Say how many lines contain "screenshot"; the answer is the number alone.

Data entries:
____

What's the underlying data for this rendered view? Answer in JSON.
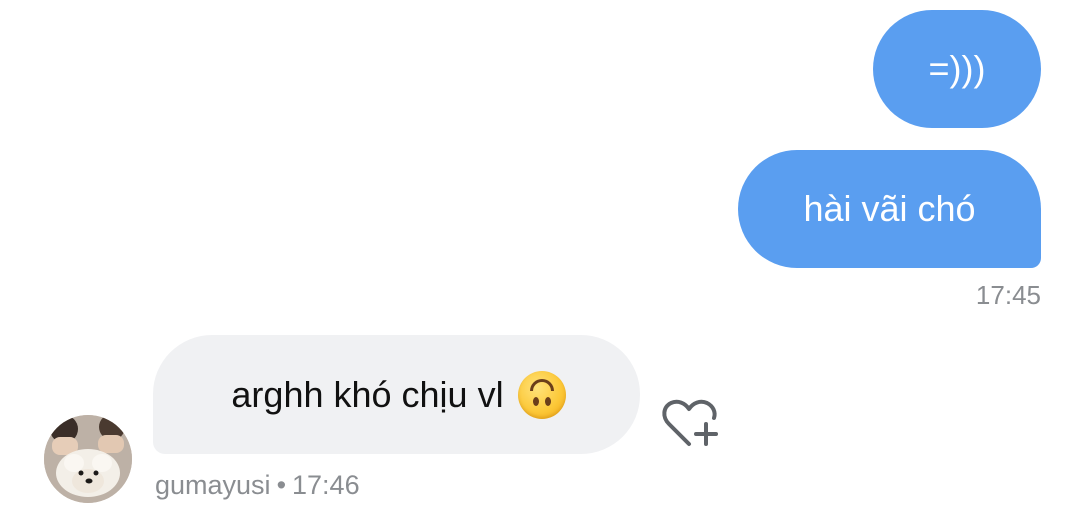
{
  "messages": [
    {
      "direction": "sent",
      "text": "=)))"
    },
    {
      "direction": "sent",
      "text": "hài vãi chó"
    },
    {
      "direction": "received",
      "text": "arghh khó chịu vl",
      "emoji": "upside-down-face"
    }
  ],
  "sent_timestamp": "17:45",
  "received_meta": {
    "username": "gumayusi",
    "separator": "•",
    "timestamp": "17:46"
  },
  "reaction_icon": "heart-plus-icon",
  "colors": {
    "sent_bubble": "#5a9ef0",
    "received_bubble": "#f0f1f3",
    "meta_text": "#8a8d91"
  }
}
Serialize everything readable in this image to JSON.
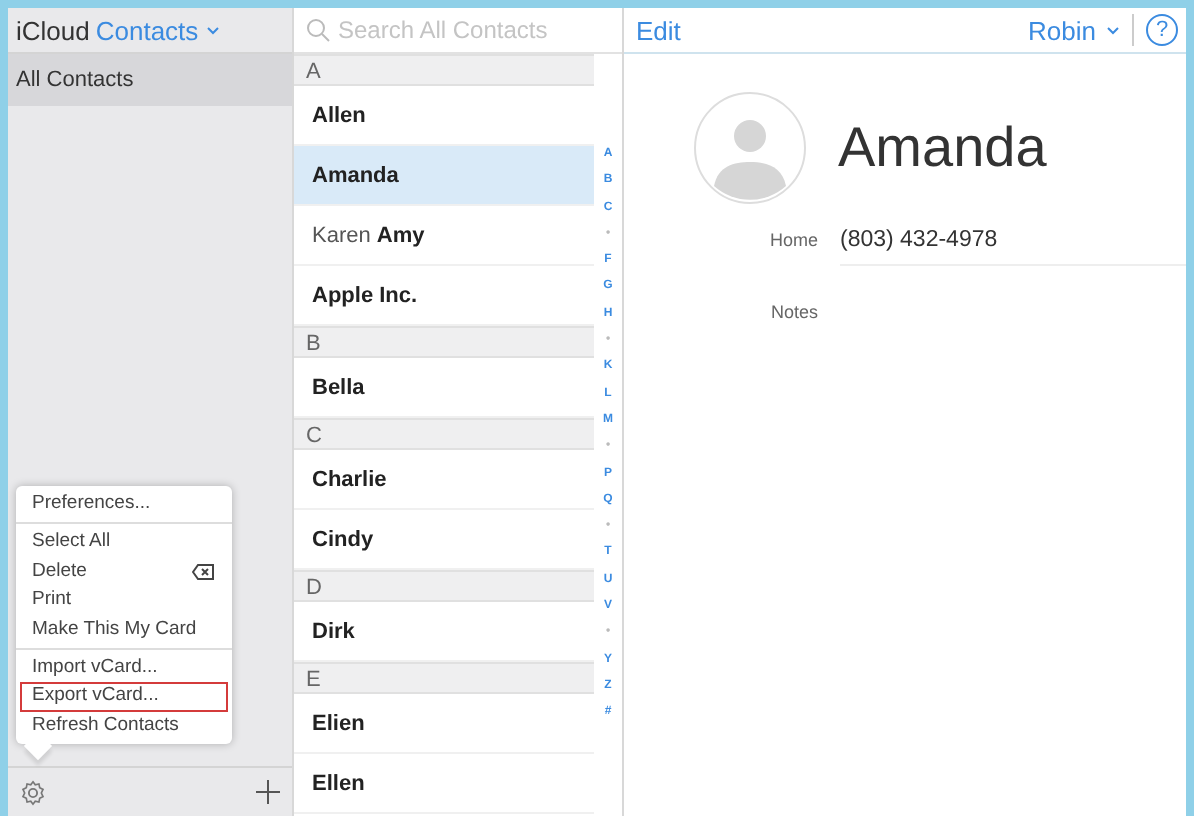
{
  "header": {
    "brand": "iCloud",
    "app": "Contacts",
    "search_placeholder": "Search All Contacts",
    "edit": "Edit",
    "user": "Robin",
    "help": "?"
  },
  "sidebar": {
    "groups": [
      {
        "label": "All Contacts",
        "selected": true
      }
    ]
  },
  "menu": {
    "items": [
      {
        "label": "Preferences...",
        "kind": "item",
        "highlighted": false
      },
      {
        "kind": "separator"
      },
      {
        "label": "Select All",
        "kind": "item",
        "highlighted": false
      },
      {
        "label": "Delete",
        "kind": "delete",
        "highlighted": false
      },
      {
        "label": "Print",
        "kind": "item",
        "highlighted": false
      },
      {
        "label": "Make This My Card",
        "kind": "item",
        "highlighted": false
      },
      {
        "kind": "separator"
      },
      {
        "label": "Import vCard...",
        "kind": "item",
        "highlighted": false
      },
      {
        "label": "Export vCard...",
        "kind": "item",
        "highlighted": true
      },
      {
        "label": "Refresh Contacts",
        "kind": "item",
        "highlighted": false
      }
    ]
  },
  "contacts": [
    {
      "kind": "section",
      "label": "A"
    },
    {
      "kind": "contact",
      "last": "Allen",
      "selected": false
    },
    {
      "kind": "contact",
      "last": "Amanda",
      "selected": true
    },
    {
      "kind": "contact",
      "first": "Karen",
      "last": "Amy",
      "selected": false
    },
    {
      "kind": "contact",
      "last": "Apple Inc.",
      "selected": false
    },
    {
      "kind": "section",
      "label": "B"
    },
    {
      "kind": "contact",
      "last": "Bella",
      "selected": false
    },
    {
      "kind": "section",
      "label": "C"
    },
    {
      "kind": "contact",
      "last": "Charlie",
      "selected": false
    },
    {
      "kind": "contact",
      "last": "Cindy",
      "selected": false
    },
    {
      "kind": "section",
      "label": "D"
    },
    {
      "kind": "contact",
      "last": "Dirk",
      "selected": false
    },
    {
      "kind": "section",
      "label": "E"
    },
    {
      "kind": "contact",
      "last": "Elien",
      "selected": false
    },
    {
      "kind": "contact",
      "last": "Ellen",
      "selected": false
    }
  ],
  "index": [
    "A",
    "B",
    "C",
    "•",
    "F",
    "G",
    "H",
    "•",
    "K",
    "L",
    "M",
    "•",
    "P",
    "Q",
    "•",
    "T",
    "U",
    "V",
    "•",
    "Y",
    "Z",
    "#"
  ],
  "detail": {
    "name": "Amanda",
    "fields": [
      {
        "label": "Home",
        "value": "(803) 432-4978"
      },
      {
        "label": "Notes"
      }
    ]
  }
}
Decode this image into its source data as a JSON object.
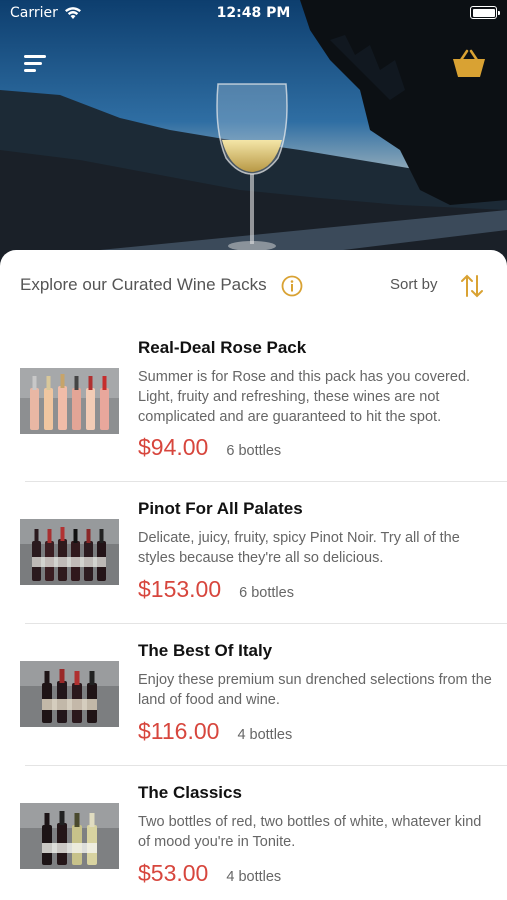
{
  "status_bar": {
    "carrier": "Carrier",
    "time": "12:48 PM"
  },
  "header": {
    "menu_icon": "hamburger-menu-icon",
    "cart_icon": "basket-icon",
    "accent_color": "#d9a233"
  },
  "section": {
    "title": "Explore our Curated Wine Packs",
    "info_icon": "info-circle-icon",
    "sort_label": "Sort by",
    "sort_icon": "sort-arrows-icon"
  },
  "packs": [
    {
      "name": "Real-Deal Rose Pack",
      "description": "Summer is for Rose and this pack has you covered. Light, fruity and refreshing, these wines are not complicated and are guaranteed to hit the spot.",
      "price": "$94.00",
      "bottles": "6 bottles"
    },
    {
      "name": "Pinot For All Palates",
      "description": "Delicate, juicy, fruity, spicy Pinot Noir. Try all of the styles because they're all so delicious.",
      "price": "$153.00",
      "bottles": "6 bottles"
    },
    {
      "name": "The Best Of Italy",
      "description": "Enjoy these premium sun drenched selections from the land of food and wine.",
      "price": "$116.00",
      "bottles": "4 bottles"
    },
    {
      "name": "The Classics",
      "description": "Two bottles of red, two bottles of white, whatever kind of mood you're in Tonite.",
      "price": "$53.00",
      "bottles": "4 bottles"
    }
  ],
  "colors": {
    "price": "#d7463d",
    "accent": "#d9a233"
  }
}
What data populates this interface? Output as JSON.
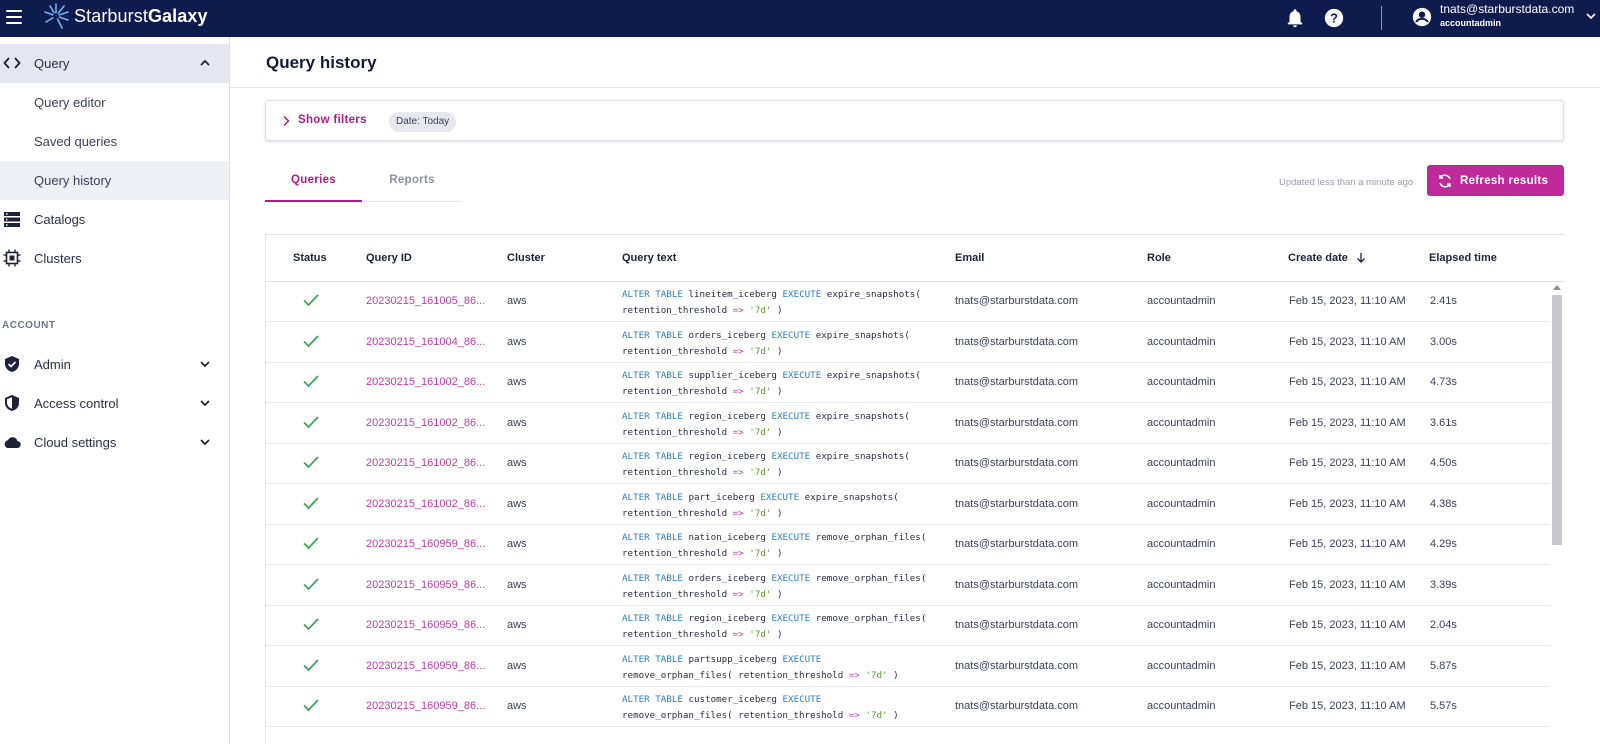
{
  "topbar": {
    "brand_light": "Starburst",
    "brand_bold": "Galaxy",
    "user_email": "tnats@starburstdata.com",
    "user_role": "accountadmin",
    "bg_color": "#0e1b4d"
  },
  "sidebar": {
    "query": "Query",
    "query_editor": "Query editor",
    "saved_queries": "Saved queries",
    "query_history": "Query history",
    "catalogs": "Catalogs",
    "clusters": "Clusters",
    "account_section": "ACCOUNT",
    "admin": "Admin",
    "access_control": "Access control",
    "cloud_settings": "Cloud settings"
  },
  "main": {
    "page_title": "Query history",
    "show_filters": "Show filters",
    "date_chip": "Date: Today",
    "tab_queries": "Queries",
    "tab_reports": "Reports",
    "updated_text": "Updated less than a minute ago",
    "refresh_label": "Refresh results",
    "accent_color": "#b0198a"
  },
  "table": {
    "headers": {
      "status": "Status",
      "query_id": "Query ID",
      "cluster": "Cluster",
      "query_text": "Query text",
      "email": "Email",
      "role": "Role",
      "create_date": "Create date",
      "elapsed": "Elapsed time"
    },
    "rows": [
      {
        "id": "20230215_161005_86...",
        "cluster": "aws",
        "t1": "lineitem_iceberg",
        "t2": "expire_snapshots(",
        "line2": "retention_threshold",
        "split": false,
        "email": "tnats@starburstdata.com",
        "role": "accountadmin",
        "date": "Feb 15, 2023, 11:10 AM",
        "elapsed": "2.41s"
      },
      {
        "id": "20230215_161004_86...",
        "cluster": "aws",
        "t1": "orders_iceberg",
        "t2": "expire_snapshots(",
        "line2": "retention_threshold",
        "split": false,
        "email": "tnats@starburstdata.com",
        "role": "accountadmin",
        "date": "Feb 15, 2023, 11:10 AM",
        "elapsed": "3.00s"
      },
      {
        "id": "20230215_161002_86...",
        "cluster": "aws",
        "t1": "supplier_iceberg",
        "t2": "expire_snapshots(",
        "line2": "retention_threshold",
        "split": false,
        "email": "tnats@starburstdata.com",
        "role": "accountadmin",
        "date": "Feb 15, 2023, 11:10 AM",
        "elapsed": "4.73s"
      },
      {
        "id": "20230215_161002_86...",
        "cluster": "aws",
        "t1": "region_iceberg",
        "t2": "expire_snapshots(",
        "line2": "retention_threshold",
        "split": false,
        "email": "tnats@starburstdata.com",
        "role": "accountadmin",
        "date": "Feb 15, 2023, 11:10 AM",
        "elapsed": "3.61s"
      },
      {
        "id": "20230215_161002_86...",
        "cluster": "aws",
        "t1": "region_iceberg",
        "t2": "expire_snapshots(",
        "line2": "retention_threshold",
        "split": false,
        "email": "tnats@starburstdata.com",
        "role": "accountadmin",
        "date": "Feb 15, 2023, 11:10 AM",
        "elapsed": "4.50s"
      },
      {
        "id": "20230215_161002_86...",
        "cluster": "aws",
        "t1": "part_iceberg",
        "t2": "expire_snapshots(",
        "line2": "retention_threshold",
        "split": false,
        "email": "tnats@starburstdata.com",
        "role": "accountadmin",
        "date": "Feb 15, 2023, 11:10 AM",
        "elapsed": "4.38s"
      },
      {
        "id": "20230215_160959_86...",
        "cluster": "aws",
        "t1": "nation_iceberg",
        "t2": "remove_orphan_files(",
        "line2": "retention_threshold",
        "split": false,
        "email": "tnats@starburstdata.com",
        "role": "accountadmin",
        "date": "Feb 15, 2023, 11:10 AM",
        "elapsed": "4.29s"
      },
      {
        "id": "20230215_160959_86...",
        "cluster": "aws",
        "t1": "orders_iceberg",
        "t2": "remove_orphan_files(",
        "line2": "retention_threshold",
        "split": false,
        "email": "tnats@starburstdata.com",
        "role": "accountadmin",
        "date": "Feb 15, 2023, 11:10 AM",
        "elapsed": "3.39s"
      },
      {
        "id": "20230215_160959_86...",
        "cluster": "aws",
        "t1": "region_iceberg",
        "t2": "remove_orphan_files(",
        "line2": "retention_threshold",
        "split": false,
        "email": "tnats@starburstdata.com",
        "role": "accountadmin",
        "date": "Feb 15, 2023, 11:10 AM",
        "elapsed": "2.04s"
      },
      {
        "id": "20230215_160959_86...",
        "cluster": "aws",
        "t1": "partsupp_iceberg",
        "t2": "",
        "line2": "remove_orphan_files( retention_threshold",
        "split": true,
        "email": "tnats@starburstdata.com",
        "role": "accountadmin",
        "date": "Feb 15, 2023, 11:10 AM",
        "elapsed": "5.87s"
      },
      {
        "id": "20230215_160959_86...",
        "cluster": "aws",
        "t1": "customer_iceberg",
        "t2": "",
        "line2": "remove_orphan_files( retention_threshold",
        "split": true,
        "email": "tnats@starburstdata.com",
        "role": "accountadmin",
        "date": "Feb 15, 2023, 11:10 AM",
        "elapsed": "5.57s"
      }
    ]
  },
  "sql": {
    "alter": "ALTER",
    "table": "TABLE",
    "execute": "EXECUTE",
    "arrow": "=>",
    "value": "'7d'",
    "close": ")"
  }
}
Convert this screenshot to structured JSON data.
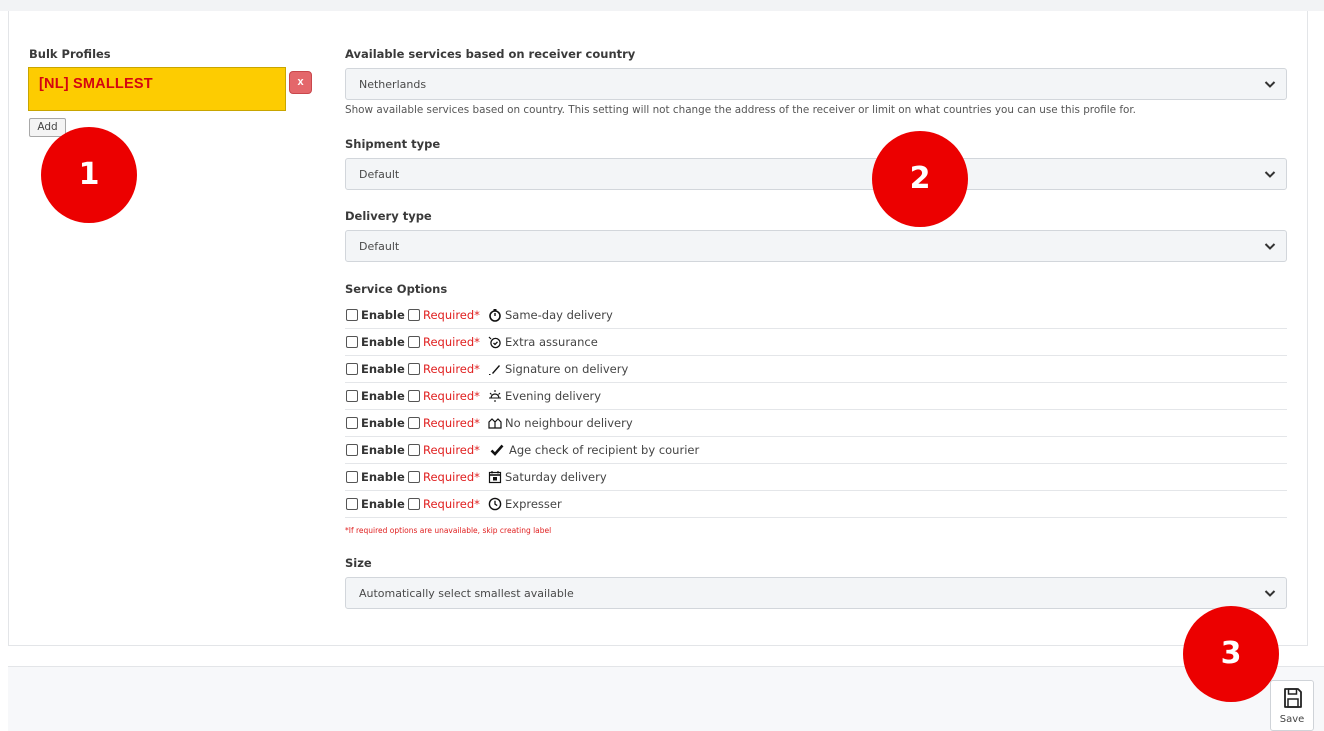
{
  "bulk_profiles": {
    "label": "Bulk Profiles",
    "selected_profile": "[NL] SMALLEST",
    "remove_label": "x",
    "add_label": "Add"
  },
  "country": {
    "label": "Available services based on receiver country",
    "value": "Netherlands",
    "hint": "Show available services based on country. This setting will not change the address of the receiver or limit on what countries you can use this profile for."
  },
  "shipment_type": {
    "label": "Shipment type",
    "value": "Default"
  },
  "delivery_type": {
    "label": "Delivery type",
    "value": "Default"
  },
  "service_options": {
    "label": "Service Options",
    "enable_label": "Enable",
    "required_label": "Required*",
    "items": [
      {
        "name": "Same-day delivery",
        "icon": "stopwatch-icon"
      },
      {
        "name": "Extra assurance",
        "icon": "assurance-icon"
      },
      {
        "name": "Signature on delivery",
        "icon": "pen-icon"
      },
      {
        "name": "Evening delivery",
        "icon": "sunset-icon"
      },
      {
        "name": "No neighbour delivery",
        "icon": "houses-icon"
      },
      {
        "name": "Age check of recipient by courier",
        "icon": "checkmark-icon"
      },
      {
        "name": "Saturday delivery",
        "icon": "calendar-icon"
      },
      {
        "name": "Expresser",
        "icon": "clock-icon"
      }
    ],
    "footnote": "*If required options are unavailable, skip creating label"
  },
  "size": {
    "label": "Size",
    "value": "Automatically select smallest available"
  },
  "badges": [
    "1",
    "2",
    "3"
  ],
  "save_label": "Save",
  "colors": {
    "profile_bg": "#fdcc01",
    "profile_text": "#d40511",
    "badge": "#ec0000",
    "required": "#e02020"
  }
}
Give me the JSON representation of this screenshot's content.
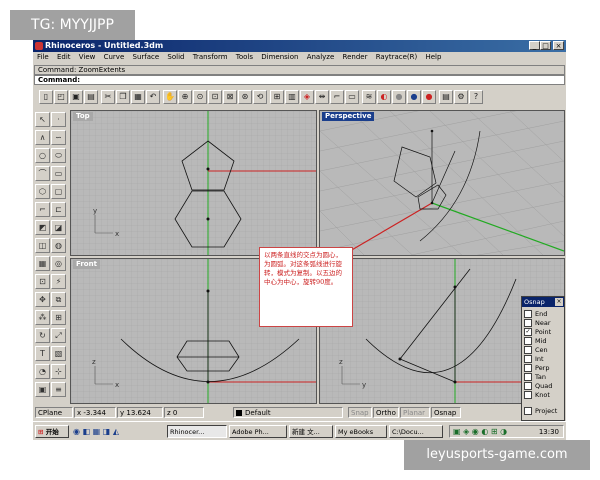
{
  "watermark_top": "TG: MYYJJPP",
  "watermark_bottom": "leyusports-game.com",
  "window": {
    "title": "Rhinoceros - Untitled.3dm",
    "buttons": [
      "_",
      "□",
      "×"
    ]
  },
  "menu": [
    "File",
    "Edit",
    "View",
    "Curve",
    "Surface",
    "Solid",
    "Transform",
    "Tools",
    "Dimension",
    "Analyze",
    "Render",
    "Raytrace(R)",
    "Help"
  ],
  "command_history": "Command: ZoomExtents",
  "command_prompt": "Command:",
  "viewports": {
    "top": "Top",
    "perspective": "Perspective",
    "front": "Front",
    "right": ""
  },
  "annotation": "以两条直线的交点为圆心，为圆弧。对这条弧线进行旋转，模式为复制。以五边的中心为中心，旋转90度。",
  "osnap": {
    "title": "Osnap",
    "close": "×",
    "items": [
      {
        "label": "End",
        "checked": false
      },
      {
        "label": "Near",
        "checked": false
      },
      {
        "label": "Point",
        "checked": true
      },
      {
        "label": "Mid",
        "checked": false
      },
      {
        "label": "Cen",
        "checked": false
      },
      {
        "label": "Int",
        "checked": false
      },
      {
        "label": "Perp",
        "checked": false
      },
      {
        "label": "Tan",
        "checked": false
      },
      {
        "label": "Quad",
        "checked": false
      },
      {
        "label": "Knot",
        "checked": false
      },
      {
        "label": "Project",
        "checked": false
      }
    ]
  },
  "status": {
    "cplane": "CPlane",
    "x": "x -3.344",
    "y": "y 13.624",
    "z": "z 0",
    "layer": "Default",
    "snap": "Snap",
    "ortho": "Ortho",
    "planar": "Planar",
    "osnap": "Osnap"
  },
  "taskbar": {
    "start": "开始",
    "items": [
      "Rhinocer...",
      "Adobe Ph...",
      "新建 文...",
      "My eBooks",
      "C:\\Docu..."
    ],
    "clock": "13:30"
  },
  "axis_labels": {
    "x": "x",
    "y": "y",
    "z": "z"
  },
  "colors": {
    "x_axis": "#cc2222",
    "y_axis": "#22aa22",
    "active_viewport": "#1a3e8c",
    "titlebar": "#0a246a"
  }
}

____

### IN RESPONSE:
2